Return all of the entries exactly as written.

#### WORKING DATA
= = = = =
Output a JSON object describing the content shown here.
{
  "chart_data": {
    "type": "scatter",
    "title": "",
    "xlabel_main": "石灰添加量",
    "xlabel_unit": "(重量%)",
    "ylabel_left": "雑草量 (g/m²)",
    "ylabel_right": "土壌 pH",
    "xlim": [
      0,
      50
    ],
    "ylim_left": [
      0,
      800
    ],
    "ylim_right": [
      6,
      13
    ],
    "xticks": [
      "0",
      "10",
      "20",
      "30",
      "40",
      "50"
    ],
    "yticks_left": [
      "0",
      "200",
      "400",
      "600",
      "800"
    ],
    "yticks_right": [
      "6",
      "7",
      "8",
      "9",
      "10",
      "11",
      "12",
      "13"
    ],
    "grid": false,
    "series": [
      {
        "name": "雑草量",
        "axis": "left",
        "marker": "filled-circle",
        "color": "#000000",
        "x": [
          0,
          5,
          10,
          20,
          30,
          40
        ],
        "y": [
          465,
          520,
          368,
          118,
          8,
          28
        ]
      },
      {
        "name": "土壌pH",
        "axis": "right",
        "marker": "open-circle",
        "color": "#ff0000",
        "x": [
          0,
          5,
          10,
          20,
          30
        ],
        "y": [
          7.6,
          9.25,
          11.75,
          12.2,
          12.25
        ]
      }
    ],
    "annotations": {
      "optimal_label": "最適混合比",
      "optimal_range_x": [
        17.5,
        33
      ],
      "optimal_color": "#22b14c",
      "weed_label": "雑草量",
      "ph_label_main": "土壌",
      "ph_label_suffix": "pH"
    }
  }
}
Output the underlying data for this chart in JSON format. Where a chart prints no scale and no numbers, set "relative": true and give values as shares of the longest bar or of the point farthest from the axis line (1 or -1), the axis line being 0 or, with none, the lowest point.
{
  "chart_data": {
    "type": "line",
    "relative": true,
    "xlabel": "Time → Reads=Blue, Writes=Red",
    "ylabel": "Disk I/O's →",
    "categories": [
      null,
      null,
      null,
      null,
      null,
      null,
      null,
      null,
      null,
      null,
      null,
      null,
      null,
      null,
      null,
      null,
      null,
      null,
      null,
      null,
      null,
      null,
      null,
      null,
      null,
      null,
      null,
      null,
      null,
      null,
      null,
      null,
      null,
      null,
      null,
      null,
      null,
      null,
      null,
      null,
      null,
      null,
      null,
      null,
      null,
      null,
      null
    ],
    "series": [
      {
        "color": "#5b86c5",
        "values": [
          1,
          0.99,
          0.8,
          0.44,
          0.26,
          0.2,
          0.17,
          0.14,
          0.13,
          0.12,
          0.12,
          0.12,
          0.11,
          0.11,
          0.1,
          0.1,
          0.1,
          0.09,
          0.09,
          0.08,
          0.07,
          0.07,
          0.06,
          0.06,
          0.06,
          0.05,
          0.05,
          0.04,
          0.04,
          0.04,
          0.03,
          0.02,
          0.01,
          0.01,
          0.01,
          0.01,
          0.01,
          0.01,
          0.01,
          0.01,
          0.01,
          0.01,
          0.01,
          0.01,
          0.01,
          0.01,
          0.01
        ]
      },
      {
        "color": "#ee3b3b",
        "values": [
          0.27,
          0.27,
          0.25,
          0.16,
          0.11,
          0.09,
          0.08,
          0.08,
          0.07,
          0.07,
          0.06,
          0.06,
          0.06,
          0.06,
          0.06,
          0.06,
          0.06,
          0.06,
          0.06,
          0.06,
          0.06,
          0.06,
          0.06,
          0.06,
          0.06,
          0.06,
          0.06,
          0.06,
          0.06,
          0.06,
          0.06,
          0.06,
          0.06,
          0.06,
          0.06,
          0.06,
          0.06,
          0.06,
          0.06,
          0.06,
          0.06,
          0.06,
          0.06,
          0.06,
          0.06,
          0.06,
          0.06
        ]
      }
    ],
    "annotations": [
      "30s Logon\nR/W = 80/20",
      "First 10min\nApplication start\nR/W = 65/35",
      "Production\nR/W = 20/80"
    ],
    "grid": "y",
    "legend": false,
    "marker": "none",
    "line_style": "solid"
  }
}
= = = = =
#### THE RESULT
Output a JSON object describing the content shown here.
{
  "chart_data": {
    "type": "scatter",
    "title": "",
    "xlabel_main": "石灰添加量",
    "xlabel_unit": "(重量%)",
    "ylabel_left": "雑草量 (g/m²)",
    "ylabel_right": "土壌 pH",
    "xlim": [
      0,
      50
    ],
    "ylim_left": [
      0,
      800
    ],
    "ylim_right": [
      6,
      13
    ],
    "xticks": [
      "0",
      "10",
      "20",
      "30",
      "40",
      "50"
    ],
    "yticks_left": [
      "0",
      "200",
      "400",
      "600",
      "800"
    ],
    "yticks_right": [
      "6",
      "7",
      "8",
      "9",
      "10",
      "11",
      "12",
      "13"
    ],
    "grid": false,
    "series": [
      {
        "name": "雑草量",
        "axis": "left",
        "marker": "filled-circle",
        "color": "#000000",
        "x": [
          0,
          5,
          10,
          20,
          30,
          40
        ],
        "y": [
          465,
          520,
          368,
          118,
          8,
          28
        ]
      },
      {
        "name": "土壌pH",
        "axis": "right",
        "marker": "open-circle",
        "color": "#ff0000",
        "x": [
          0,
          5,
          10,
          20,
          30
        ],
        "y": [
          7.6,
          9.25,
          11.75,
          12.2,
          12.25
        ]
      }
    ],
    "annotations": {
      "optimal_label": "最適混合比",
      "optimal_range_x": [
        17.5,
        33
      ],
      "optimal_color": "#22b14c",
      "weed_label": "雑草量",
      "ph_label_main": "土壌",
      "ph_label_suffix": "pH"
    }
  }
}
Output the underlying data for this chart in JSON format. Where a chart prints no scale and no numbers, set "relative": true and give values as shares of the longest bar or of the point farthest from the axis line (1 or -1), the axis line being 0 or, with none, the lowest point.
{
  "chart_data": {
    "type": "line",
    "relative": true,
    "xlabel": "Time → Reads=Blue, Writes=Red",
    "ylabel": "Disk I/O's →",
    "categories": [
      null,
      null,
      null,
      null,
      null,
      null,
      null,
      null,
      null,
      null,
      null,
      null,
      null,
      null,
      null,
      null,
      null,
      null,
      null,
      null,
      null,
      null,
      null,
      null,
      null,
      null,
      null,
      null,
      null,
      null,
      null,
      null,
      null,
      null,
      null,
      null,
      null,
      null,
      null,
      null,
      null,
      null,
      null,
      null,
      null,
      null,
      null
    ],
    "series": [
      {
        "color": "#5b86c5",
        "values": [
          1,
          0.99,
          0.8,
          0.44,
          0.26,
          0.2,
          0.17,
          0.14,
          0.13,
          0.12,
          0.12,
          0.12,
          0.11,
          0.11,
          0.1,
          0.1,
          0.1,
          0.09,
          0.09,
          0.08,
          0.07,
          0.07,
          0.06,
          0.06,
          0.06,
          0.05,
          0.05,
          0.04,
          0.04,
          0.04,
          0.03,
          0.02,
          0.01,
          0.01,
          0.01,
          0.01,
          0.01,
          0.01,
          0.01,
          0.01,
          0.01,
          0.01,
          0.01,
          0.01,
          0.01,
          0.01,
          0.01
        ]
      },
      {
        "color": "#ee3b3b",
        "values": [
          0.27,
          0.27,
          0.25,
          0.16,
          0.11,
          0.09,
          0.08,
          0.08,
          0.07,
          0.07,
          0.06,
          0.06,
          0.06,
          0.06,
          0.06,
          0.06,
          0.06,
          0.06,
          0.06,
          0.06,
          0.06,
          0.06,
          0.06,
          0.06,
          0.06,
          0.06,
          0.06,
          0.06,
          0.06,
          0.06,
          0.06,
          0.06,
          0.06,
          0.06,
          0.06,
          0.06,
          0.06,
          0.06,
          0.06,
          0.06,
          0.06,
          0.06,
          0.06,
          0.06,
          0.06,
          0.06,
          0.06
        ]
      }
    ],
    "annotations": [
      "30s Logon\nR/W = 80/20",
      "First 10min\nApplication start\nR/W = 65/35",
      "Production\nR/W = 20/80"
    ],
    "grid": "y",
    "legend": false,
    "marker": "none",
    "line_style": "solid"
  }
}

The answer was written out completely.